Figure record listings:
------------

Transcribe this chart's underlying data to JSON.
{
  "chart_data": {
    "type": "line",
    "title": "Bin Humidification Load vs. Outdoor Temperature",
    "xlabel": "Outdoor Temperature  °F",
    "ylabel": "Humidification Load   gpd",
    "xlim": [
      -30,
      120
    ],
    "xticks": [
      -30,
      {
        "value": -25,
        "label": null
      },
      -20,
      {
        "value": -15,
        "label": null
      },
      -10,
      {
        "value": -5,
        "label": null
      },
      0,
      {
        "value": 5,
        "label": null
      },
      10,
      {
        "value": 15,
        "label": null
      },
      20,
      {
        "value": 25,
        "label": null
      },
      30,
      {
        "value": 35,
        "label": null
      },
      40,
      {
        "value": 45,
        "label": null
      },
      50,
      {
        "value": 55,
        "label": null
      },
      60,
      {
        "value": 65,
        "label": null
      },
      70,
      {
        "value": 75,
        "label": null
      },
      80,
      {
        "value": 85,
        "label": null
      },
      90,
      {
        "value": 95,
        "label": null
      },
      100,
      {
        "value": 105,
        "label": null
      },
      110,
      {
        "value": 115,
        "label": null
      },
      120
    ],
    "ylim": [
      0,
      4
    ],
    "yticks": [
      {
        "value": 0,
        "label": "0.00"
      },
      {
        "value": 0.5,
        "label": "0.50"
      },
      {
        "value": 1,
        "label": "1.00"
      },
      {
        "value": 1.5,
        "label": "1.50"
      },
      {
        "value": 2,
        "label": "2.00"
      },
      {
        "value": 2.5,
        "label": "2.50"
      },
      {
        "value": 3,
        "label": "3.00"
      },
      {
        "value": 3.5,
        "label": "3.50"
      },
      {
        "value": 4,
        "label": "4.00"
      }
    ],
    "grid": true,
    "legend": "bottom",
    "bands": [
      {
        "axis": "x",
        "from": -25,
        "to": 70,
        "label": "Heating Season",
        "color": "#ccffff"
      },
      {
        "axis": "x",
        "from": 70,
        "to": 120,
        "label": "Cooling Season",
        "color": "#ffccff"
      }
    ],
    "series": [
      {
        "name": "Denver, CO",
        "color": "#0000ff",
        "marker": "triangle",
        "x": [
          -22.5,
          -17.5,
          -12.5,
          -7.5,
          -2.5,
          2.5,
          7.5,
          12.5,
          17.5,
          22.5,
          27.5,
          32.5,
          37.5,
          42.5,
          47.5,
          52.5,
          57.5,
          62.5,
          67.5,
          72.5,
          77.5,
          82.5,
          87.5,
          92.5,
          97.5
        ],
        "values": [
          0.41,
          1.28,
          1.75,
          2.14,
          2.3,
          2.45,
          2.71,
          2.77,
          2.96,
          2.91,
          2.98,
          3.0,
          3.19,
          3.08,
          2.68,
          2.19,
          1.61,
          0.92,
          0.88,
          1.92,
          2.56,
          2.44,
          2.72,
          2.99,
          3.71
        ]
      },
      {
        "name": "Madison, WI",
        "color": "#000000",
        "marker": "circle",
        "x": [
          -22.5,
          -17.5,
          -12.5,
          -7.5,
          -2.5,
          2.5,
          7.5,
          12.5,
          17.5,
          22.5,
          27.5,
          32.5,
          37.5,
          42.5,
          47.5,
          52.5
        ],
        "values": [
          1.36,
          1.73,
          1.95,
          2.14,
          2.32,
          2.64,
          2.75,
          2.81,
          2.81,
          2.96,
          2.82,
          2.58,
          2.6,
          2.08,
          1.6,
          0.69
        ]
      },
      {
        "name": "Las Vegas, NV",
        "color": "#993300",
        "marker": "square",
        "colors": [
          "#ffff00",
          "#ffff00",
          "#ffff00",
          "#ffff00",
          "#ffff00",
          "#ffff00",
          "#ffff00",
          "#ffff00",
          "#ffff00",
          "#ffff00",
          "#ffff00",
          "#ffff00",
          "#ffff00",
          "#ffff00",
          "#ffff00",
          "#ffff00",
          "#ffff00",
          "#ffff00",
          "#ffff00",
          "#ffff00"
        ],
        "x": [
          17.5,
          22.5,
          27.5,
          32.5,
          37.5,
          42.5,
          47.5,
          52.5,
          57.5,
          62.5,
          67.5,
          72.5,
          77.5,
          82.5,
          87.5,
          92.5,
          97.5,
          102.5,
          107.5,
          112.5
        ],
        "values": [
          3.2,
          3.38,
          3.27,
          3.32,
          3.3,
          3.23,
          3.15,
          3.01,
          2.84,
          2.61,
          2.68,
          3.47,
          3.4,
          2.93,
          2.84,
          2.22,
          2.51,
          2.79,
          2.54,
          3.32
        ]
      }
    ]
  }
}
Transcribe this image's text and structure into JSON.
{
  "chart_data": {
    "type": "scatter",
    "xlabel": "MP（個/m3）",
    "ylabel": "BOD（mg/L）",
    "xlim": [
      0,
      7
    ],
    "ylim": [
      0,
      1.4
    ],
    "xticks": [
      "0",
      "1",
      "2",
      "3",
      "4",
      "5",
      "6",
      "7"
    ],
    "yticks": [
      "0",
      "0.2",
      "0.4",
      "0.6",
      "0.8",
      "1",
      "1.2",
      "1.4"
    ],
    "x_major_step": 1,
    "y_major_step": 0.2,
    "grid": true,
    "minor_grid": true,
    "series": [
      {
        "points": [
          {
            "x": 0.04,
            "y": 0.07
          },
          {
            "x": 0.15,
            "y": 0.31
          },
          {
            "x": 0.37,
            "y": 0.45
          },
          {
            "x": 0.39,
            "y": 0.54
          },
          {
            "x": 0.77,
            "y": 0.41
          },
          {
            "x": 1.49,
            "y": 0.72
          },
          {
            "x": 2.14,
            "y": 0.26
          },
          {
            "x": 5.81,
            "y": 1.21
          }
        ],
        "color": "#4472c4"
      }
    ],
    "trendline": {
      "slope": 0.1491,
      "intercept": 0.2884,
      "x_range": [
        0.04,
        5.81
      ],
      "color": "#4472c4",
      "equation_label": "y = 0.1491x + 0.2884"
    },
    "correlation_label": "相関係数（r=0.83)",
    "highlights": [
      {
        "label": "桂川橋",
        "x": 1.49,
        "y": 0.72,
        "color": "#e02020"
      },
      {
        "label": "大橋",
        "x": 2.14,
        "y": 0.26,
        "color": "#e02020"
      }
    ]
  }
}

------------

Directions for this task: Count how many lines contain "Humidification" and give only that count.

Output of the task: 2